* EXERCISE DIRECTIONS *
Every line that includes the word "date" is to be listed.

* GIVEN INFORMATION *
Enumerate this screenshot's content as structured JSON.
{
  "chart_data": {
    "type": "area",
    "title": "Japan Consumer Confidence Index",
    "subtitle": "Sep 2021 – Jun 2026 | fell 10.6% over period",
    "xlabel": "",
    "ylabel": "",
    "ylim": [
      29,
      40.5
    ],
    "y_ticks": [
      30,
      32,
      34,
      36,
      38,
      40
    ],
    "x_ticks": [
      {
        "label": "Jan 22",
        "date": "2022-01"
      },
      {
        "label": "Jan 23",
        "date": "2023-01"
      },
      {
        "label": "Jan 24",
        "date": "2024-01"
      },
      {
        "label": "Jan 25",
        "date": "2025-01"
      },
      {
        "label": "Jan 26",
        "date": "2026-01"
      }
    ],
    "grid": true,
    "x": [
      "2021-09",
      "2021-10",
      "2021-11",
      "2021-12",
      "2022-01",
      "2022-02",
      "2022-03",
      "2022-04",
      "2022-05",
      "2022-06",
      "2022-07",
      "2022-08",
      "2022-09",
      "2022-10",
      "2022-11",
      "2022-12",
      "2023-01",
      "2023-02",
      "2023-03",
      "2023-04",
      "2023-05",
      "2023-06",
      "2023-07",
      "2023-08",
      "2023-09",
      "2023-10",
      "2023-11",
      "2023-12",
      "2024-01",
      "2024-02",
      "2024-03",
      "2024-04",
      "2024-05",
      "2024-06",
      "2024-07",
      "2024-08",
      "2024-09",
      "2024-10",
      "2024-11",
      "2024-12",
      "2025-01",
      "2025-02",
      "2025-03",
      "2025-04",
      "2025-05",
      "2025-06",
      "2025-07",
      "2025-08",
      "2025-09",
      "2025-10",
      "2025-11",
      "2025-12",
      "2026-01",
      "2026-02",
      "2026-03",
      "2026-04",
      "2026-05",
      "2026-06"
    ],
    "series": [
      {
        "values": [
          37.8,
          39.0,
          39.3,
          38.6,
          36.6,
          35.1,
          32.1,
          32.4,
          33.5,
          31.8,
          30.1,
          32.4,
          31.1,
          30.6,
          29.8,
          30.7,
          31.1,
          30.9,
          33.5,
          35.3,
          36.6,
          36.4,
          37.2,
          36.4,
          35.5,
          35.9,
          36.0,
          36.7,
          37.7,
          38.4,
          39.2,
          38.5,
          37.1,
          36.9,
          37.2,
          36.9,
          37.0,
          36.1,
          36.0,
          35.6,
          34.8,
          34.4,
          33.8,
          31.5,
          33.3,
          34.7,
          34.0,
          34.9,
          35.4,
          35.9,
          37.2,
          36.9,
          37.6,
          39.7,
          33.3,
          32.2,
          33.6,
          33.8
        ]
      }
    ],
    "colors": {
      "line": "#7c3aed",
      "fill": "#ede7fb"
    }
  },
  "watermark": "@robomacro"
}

* ANSWER TO THE TASK *
        "date": "2022-01"
        "date": "2023-01"
        "date": "2024-01"
        "date": "2025-01"
        "date": "2026-01"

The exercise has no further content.